● Data excerpts
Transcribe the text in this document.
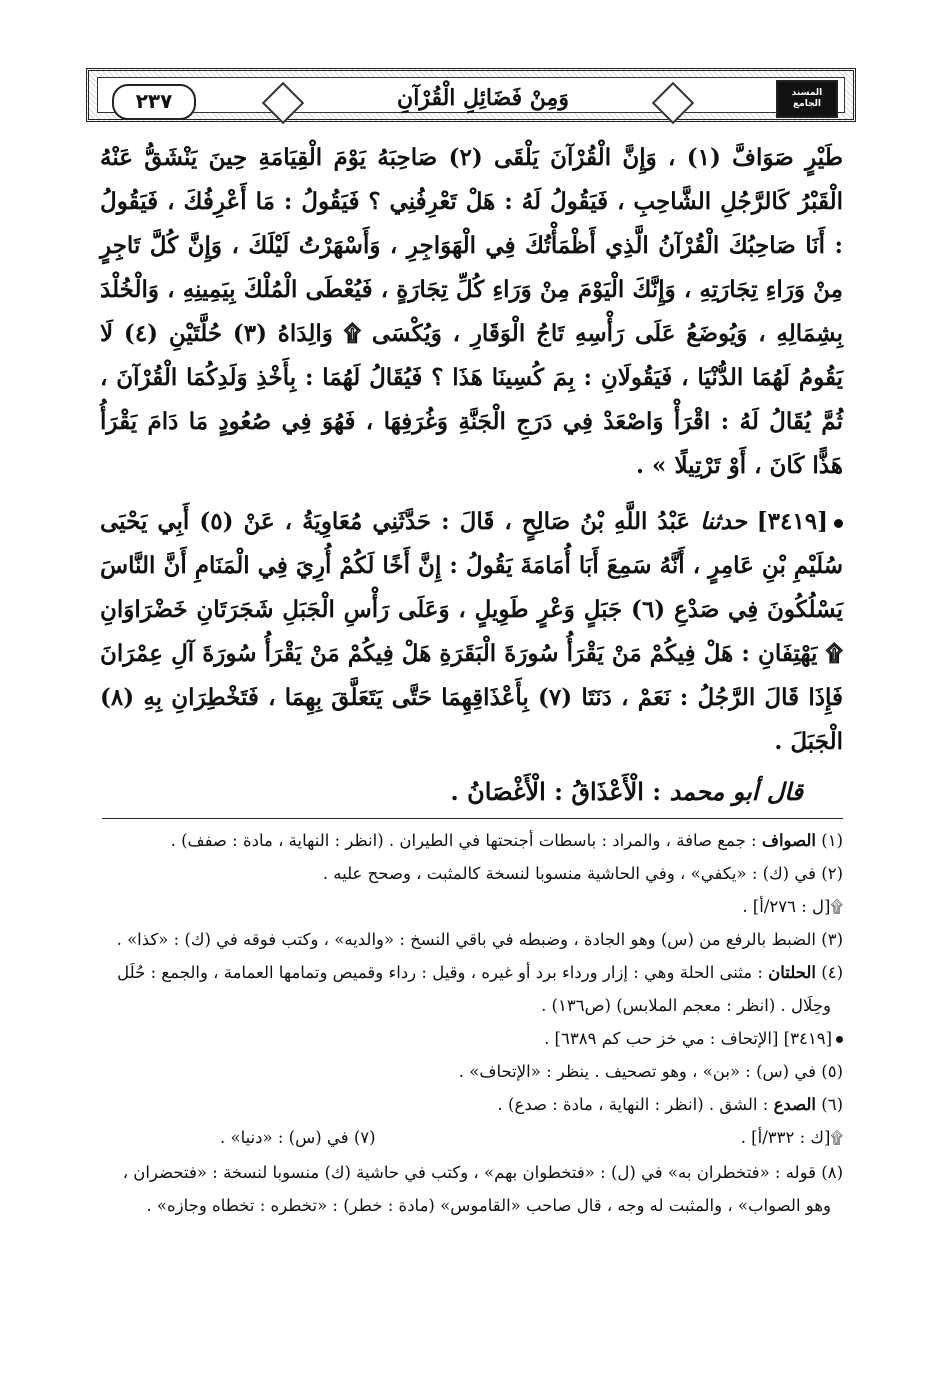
٢٣٧	وَمِنْ فَضَائِلِ الْقُرْآنِ	المسند الجامع

طَيْرٍ صَوَافَّ (١) ، وَإِنَّ الْقُرْآنَ يَلْقَى (٢) صَاحِبَهُ يَوْمَ الْقِيَامَةِ حِينَ يَنْشَقُّ عَنْهُ الْقَبْرُ كَالرَّجُلِ الشَّاحِبِ ، فَيَقُولُ لَهُ : هَلْ تَعْرِفُنِي ؟ فَيَقُولُ : مَا أَعْرِفُكَ ، فَيَقُولُ : أَنَا صَاحِبُكَ الْقُرْآنُ الَّذِي أَظْمَأْتُكَ فِي الْهَوَاجِرِ ، وَأَسْهَرْتُ لَيْلَكَ ، وَإِنَّ كُلَّ تَاجِرٍ مِنْ وَرَاءِ تِجَارَتِهِ ، وَإِنَّكَ الْيَوْمَ مِنْ وَرَاءِ كُلِّ تِجَارَةٍ ، فَيُعْطَى الْمُلْكَ بِيَمِينِهِ ، وَالْخُلْدَ بِشِمَالِهِ ، وَيُوضَعُ عَلَى رَأْسِهِ تَاجُ الْوَقَارِ ، وَيُكْسَى ۩ وَالِدَاهُ (٣) حُلَّتَيْنِ (٤) لَا يَقُومُ لَهُمَا الدُّنْيَا ، فَيَقُولَانِ : بِمَ كُسِينَا هَذَا ؟ فَيُقَالُ لَهُمَا : بِأَخْذِ وَلَدِكُمَا الْقُرْآنَ ، ثُمَّ يُقَالُ لَهُ : اقْرَأْ وَاصْعَدْ فِي دَرَجِ الْجَنَّةِ وَغُرَفِهَا ، فَهُوَ فِي صُعُودٍ مَا دَامَ يَقْرَأُ هَذًّا كَانَ ، أَوْ تَرْتِيلًا » .

[٣٤١٩] حدثنا عَبْدُ اللَّهِ بْنُ صَالِحٍ ، قَالَ : حَدَّثَنِي مُعَاوِيَةُ ، عَنْ (٥) أَبِي يَحْيَى سُلَيْمِ بْنِ عَامِرٍ ، أَنَّهُ سَمِعَ أَبَا أُمَامَةَ يَقُولُ : إِنَّ أَخًا لَكُمْ أُرِيَ فِي الْمَنَامِ أَنَّ النَّاسَ يَسْلُكُونَ فِي صَدْعِ (٦) جَبَلٍ وَعْرٍ طَوِيلٍ ، وَعَلَى رَأْسِ الْجَبَلِ شَجَرَتَانِ خَضْرَاوَانِ ۩ يَهْتِفَانِ : هَلْ فِيكُمْ مَنْ يَقْرَأُ سُورَةَ الْبَقَرَةِ هَلْ فِيكُمْ مَنْ يَقْرَأُ سُورَةَ آلِ عِمْرَانَ فَإِذَا قَالَ الرَّجُلُ : نَعَمْ ، دَنَتَا (٧) بِأَعْذَاقِهِمَا حَتَّى يَتَعَلَّقَ بِهِمَا ، فَتَخْطِرَانِ بِهِ (٨) الْجَبَلَ .

قال أبو محمد : الْأَعْذَاقُ : الْأَغْصَانُ .

(١) الصواف : جمع صافة ، والمراد : باسطات أجنحتها في الطيران . (انظر : النهاية ، مادة : صفف) .

(٢) في (ك) : «يكفي» ، وفي الحاشية منسوبا لنسخة كالمثبت ، وصحح عليه .

۩[ل : ٢٧٦/أ] .

(٣) الضبط بالرفع من (س) وهو الجادة ، وضبطه في باقي النسخ : «والديه» ، وكتب فوقه في (ك) : «كذا» .

(٤) الحلتان : مثنى الحلة وهي : إزار ورداء برد أو غيره ، وقيل : رداء وقميص وتمامها العمامة ، والجمع : حُلَل

وحِلَال . (انظر : معجم الملابس) (ص١٣٦) .

[٣٤١٩] [الإتحاف : مي خز حب كم ٦٣٨٩] .

(٥) في (س) : «بن» ، وهو تصحيف . ينظر : «الإتحاف» .

(٦) الصدع : الشق . (انظر : النهاية ، مادة : صدع) .

۩[ك : ٣٣٢/أ] .

(٧) في (س) : «دنيا» .

(٨) قوله : «فتخطران به» في (ل) : «فتخطوان بهم» ، وكتب في حاشية (ك) منسوبا لنسخة : «فتحضران ،

وهو الصواب» ، والمثبت له وجه ، قال صاحب «القاموس» (مادة : خطر) : «تخطره : تخطاه وجازه» .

● Description of the task
Every line above should be repeated exactly; pictures stay out of the copy.

● Answer to the task
Transcribe the text in this document.
٢٣٧	وَمِنْ فَضَائِلِ الْقُرْآنِ	المسند الجامع

طَيْرٍ صَوَافَّ (١) ، وَإِنَّ الْقُرْآنَ يَلْقَى (٢) صَاحِبَهُ يَوْمَ الْقِيَامَةِ حِينَ يَنْشَقُّ عَنْهُ الْقَبْرُ كَالرَّجُلِ الشَّاحِبِ ، فَيَقُولُ لَهُ : هَلْ تَعْرِفُنِي ؟ فَيَقُولُ : مَا أَعْرِفُكَ ، فَيَقُولُ : أَنَا صَاحِبُكَ الْقُرْآنُ الَّذِي أَظْمَأْتُكَ فِي الْهَوَاجِرِ ، وَأَسْهَرْتُ لَيْلَكَ ، وَإِنَّ كُلَّ تَاجِرٍ مِنْ وَرَاءِ تِجَارَتِهِ ، وَإِنَّكَ الْيَوْمَ مِنْ وَرَاءِ كُلِّ تِجَارَةٍ ، فَيُعْطَى الْمُلْكَ بِيَمِينِهِ ، وَالْخُلْدَ بِشِمَالِهِ ، وَيُوضَعُ عَلَى رَأْسِهِ تَاجُ الْوَقَارِ ، وَيُكْسَى ۩ وَالِدَاهُ (٣) حُلَّتَيْنِ (٤) لَا يَقُومُ لَهُمَا الدُّنْيَا ، فَيَقُولَانِ : بِمَ كُسِينَا هَذَا ؟ فَيُقَالُ لَهُمَا : بِأَخْذِ وَلَدِكُمَا الْقُرْآنَ ، ثُمَّ يُقَالُ لَهُ : اقْرَأْ وَاصْعَدْ فِي دَرَجِ الْجَنَّةِ وَغُرَفِهَا ، فَهُوَ فِي صُعُودٍ مَا دَامَ يَقْرَأُ هَذًّا كَانَ ، أَوْ تَرْتِيلًا » .

[٣٤١٩] حدثنا عَبْدُ اللَّهِ بْنُ صَالِحٍ ، قَالَ : حَدَّثَنِي مُعَاوِيَةُ ، عَنْ (٥) أَبِي يَحْيَى سُلَيْمِ بْنِ عَامِرٍ ، أَنَّهُ سَمِعَ أَبَا أُمَامَةَ يَقُولُ : إِنَّ أَخًا لَكُمْ أُرِيَ فِي الْمَنَامِ أَنَّ النَّاسَ يَسْلُكُونَ فِي صَدْعِ (٦) جَبَلٍ وَعْرٍ طَوِيلٍ ، وَعَلَى رَأْسِ الْجَبَلِ شَجَرَتَانِ خَضْرَاوَانِ ۩ يَهْتِفَانِ : هَلْ فِيكُمْ مَنْ يَقْرَأُ سُورَةَ الْبَقَرَةِ هَلْ فِيكُمْ مَنْ يَقْرَأُ سُورَةَ آلِ عِمْرَانَ فَإِذَا قَالَ الرَّجُلُ : نَعَمْ ، دَنَتَا (٧) بِأَعْذَاقِهِمَا حَتَّى يَتَعَلَّقَ بِهِمَا ، فَتَخْطِرَانِ بِهِ (٨) الْجَبَلَ .

قال أبو محمد : الْأَعْذَاقُ : الْأَغْصَانُ .

(١) الصواف : جمع صافة ، والمراد : باسطات أجنحتها في الطيران . (انظر : النهاية ، مادة : صفف) .

(٢) في (ك) : «يكفي» ، وفي الحاشية منسوبا لنسخة كالمثبت ، وصحح عليه .

۩[ل : ٢٧٦/أ] .

(٣) الضبط بالرفع من (س) وهو الجادة ، وضبطه في باقي النسخ : «والديه» ، وكتب فوقه في (ك) : «كذا» .

(٤) الحلتان : مثنى الحلة وهي : إزار ورداء برد أو غيره ، وقيل : رداء وقميص وتمامها العمامة ، والجمع : حُلَل

وحِلَال . (انظر : معجم الملابس) (ص١٣٦) .

[٣٤١٩] [الإتحاف : مي خز حب كم ٦٣٨٩] .

(٥) في (س) : «بن» ، وهو تصحيف . ينظر : «الإتحاف» .

(٦) الصدع : الشق . (انظر : النهاية ، مادة : صدع) .

۩[ك : ٣٣٢/أ] .

(٧) في (س) : «دنيا» .

(٨) قوله : «فتخطران به» في (ل) : «فتخطوان بهم» ، وكتب في حاشية (ك) منسوبا لنسخة : «فتحضران ،

وهو الصواب» ، والمثبت له وجه ، قال صاحب «القاموس» (مادة : خطر) : «تخطره : تخطاه وجازه» .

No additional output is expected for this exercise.